--- Reading text ---

Many studies have used ultrasound to locate neck structures [17,18,19,20,21, 23, 24]. Therefore, in this experiment, we located the thyroid cartilage prominence by ultrasonography. By ultrasound localization, TMD can be measured accurately and avoid positioning error. We hope that the prediction value of difficult airway would increase when TMD measured by ultrasound. However it needs further investigation.

Interestingly, the accuracy of TMD measurements did not improve with prolonged learning time, which was similar to some airway management research [25], simulation-based training may be not superior to non-simulation based training on airway management training. In this experiment, there were no significant differences in accuracy among first-year residents, second-year residents and third-year residents. This lack of difference may be because the measurement of surface landmarks with a ruler is simple and easy to master. However, the surface landmark of the thyroid cartilage prominence is not obvious and can be difficult to locate, especially in women. Therefore, it is very important to develop effective methods to position the thyroid cartilage. The ultrasound method used to locate the thyroid cartilage prominence in this experiment is accurate and easy to learn. It may thus be an effective tool to measure the TMD.

The prediction value of the TMD depends on accurate measurement. There are two common methods for clinically measuring the TMD: measurement by finger width and measurement by ruler. A TMD less than three finger widths is considered a difficult airway, but the actual width of three fingers can fluctuate from 4.6 to 7.0 cm (mean 5.9 cm) and varies between the proximal and distal interphalangeal joints and between genders. Baker et al. [11] found that the finger measurement of thyromental distance has little clinical significance. Measurement by surface landmark identification is significantly more accurate than finger measurement. The clinical value is limited to improving the prediction accuracy of the TMD of difficult airways by adjusting the cut-off point. Some scholars believe that the TMD is useless for predicting a difficult airway [9]. Our study further confirmed that the error of TMD measurement by surface landmark identification is also often. We doubt that the prediction value of the TMD may be limited by the inability to measure the TMD accurately. Therefore, is it necessary to measure the TMD more accurately?

--- Given records ---

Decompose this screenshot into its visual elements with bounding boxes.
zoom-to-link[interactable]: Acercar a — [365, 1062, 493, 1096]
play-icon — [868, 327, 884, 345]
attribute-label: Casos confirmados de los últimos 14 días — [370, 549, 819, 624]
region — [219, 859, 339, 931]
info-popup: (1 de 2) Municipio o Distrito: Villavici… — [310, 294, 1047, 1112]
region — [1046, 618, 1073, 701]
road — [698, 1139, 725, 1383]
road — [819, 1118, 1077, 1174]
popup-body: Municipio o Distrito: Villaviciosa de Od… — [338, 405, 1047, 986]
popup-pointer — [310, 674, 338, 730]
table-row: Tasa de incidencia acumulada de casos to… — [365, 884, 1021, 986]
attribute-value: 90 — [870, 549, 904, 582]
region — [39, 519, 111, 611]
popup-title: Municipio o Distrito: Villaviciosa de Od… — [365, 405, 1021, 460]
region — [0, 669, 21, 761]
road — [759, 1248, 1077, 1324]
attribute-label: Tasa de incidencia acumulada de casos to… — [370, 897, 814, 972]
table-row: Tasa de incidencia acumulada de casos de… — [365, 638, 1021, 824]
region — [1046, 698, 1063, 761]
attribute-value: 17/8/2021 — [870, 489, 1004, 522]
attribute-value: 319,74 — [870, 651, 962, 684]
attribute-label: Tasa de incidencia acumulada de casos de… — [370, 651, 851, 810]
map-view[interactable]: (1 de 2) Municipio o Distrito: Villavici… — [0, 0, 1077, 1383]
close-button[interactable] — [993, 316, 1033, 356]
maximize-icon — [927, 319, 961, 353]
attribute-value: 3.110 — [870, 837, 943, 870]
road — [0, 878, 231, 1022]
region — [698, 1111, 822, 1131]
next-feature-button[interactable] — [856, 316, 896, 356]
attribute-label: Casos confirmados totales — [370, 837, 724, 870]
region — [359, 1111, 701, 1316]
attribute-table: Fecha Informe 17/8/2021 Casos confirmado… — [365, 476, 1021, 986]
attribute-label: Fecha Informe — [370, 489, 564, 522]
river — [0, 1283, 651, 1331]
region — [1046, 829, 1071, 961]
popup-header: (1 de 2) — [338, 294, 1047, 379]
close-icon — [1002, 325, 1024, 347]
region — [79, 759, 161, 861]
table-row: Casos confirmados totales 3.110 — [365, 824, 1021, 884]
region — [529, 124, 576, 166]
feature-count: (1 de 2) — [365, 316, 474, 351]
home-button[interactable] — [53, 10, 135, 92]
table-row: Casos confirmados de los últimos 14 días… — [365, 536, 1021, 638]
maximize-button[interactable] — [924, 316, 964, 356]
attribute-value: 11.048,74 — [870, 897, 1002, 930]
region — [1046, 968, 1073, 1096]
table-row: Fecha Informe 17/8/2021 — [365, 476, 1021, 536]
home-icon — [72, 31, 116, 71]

---

§ **Work to complete**:
1: Repeat verbatim the portion of the passage on thyromental distance measurement that runs from "Many studies have" down to "needs further investigation.".
2: Carry on the discussion of thyromental distance measurement, beginning immediately after its final sentence.

§ **Task-by-task outputs**:
1:
Many studies have used ultrasound to locate neck structures [17,18,19,20,21, 23, 24]. Therefore, in this experiment, we located the thyroid cartilage prominence by ultrasonography. By ultrasound localization, TMD can be measured accurately and avoid positioning error. We hope that the prediction value of difficult airway would increase when TMD measured by ultrasound. However it needs further investigation.

2:
There are some limitations in present study. The sample size of this study is small. Volunteers in this study did not cover the age groups of the entire anesthesiologist, such as the middle-aged and the elderly. We only studied residents of 3 years, this will limit the conclusions of this study generalize to other groups of anesthesiologists. This study also lacks data on the accurate measurement of thyromental distance in the prediction of difficult airways. What’s more, in some subjects, neck movements is limited in clinic practice, and is critical in the prediction of difficult airways. If the mentum anatomy had not been pre-defined in our research, the error would like to be greater. It seems likely that more obese subjects would have lead to greater error. However, all volunteers take part in our research were young people, few with obese, and only two BMI > 25 kg/m2. The data in our research would be surrogates for more important outcomes.

5 Conclusions

TMD measurement errors generally exist. TMD measurement error rate for women is higher than that for men. The accuracy of anesthetist residents dose not increase with learning stage. Whether accurate measurement of TMD can improve its prediction value needs to be further clarified.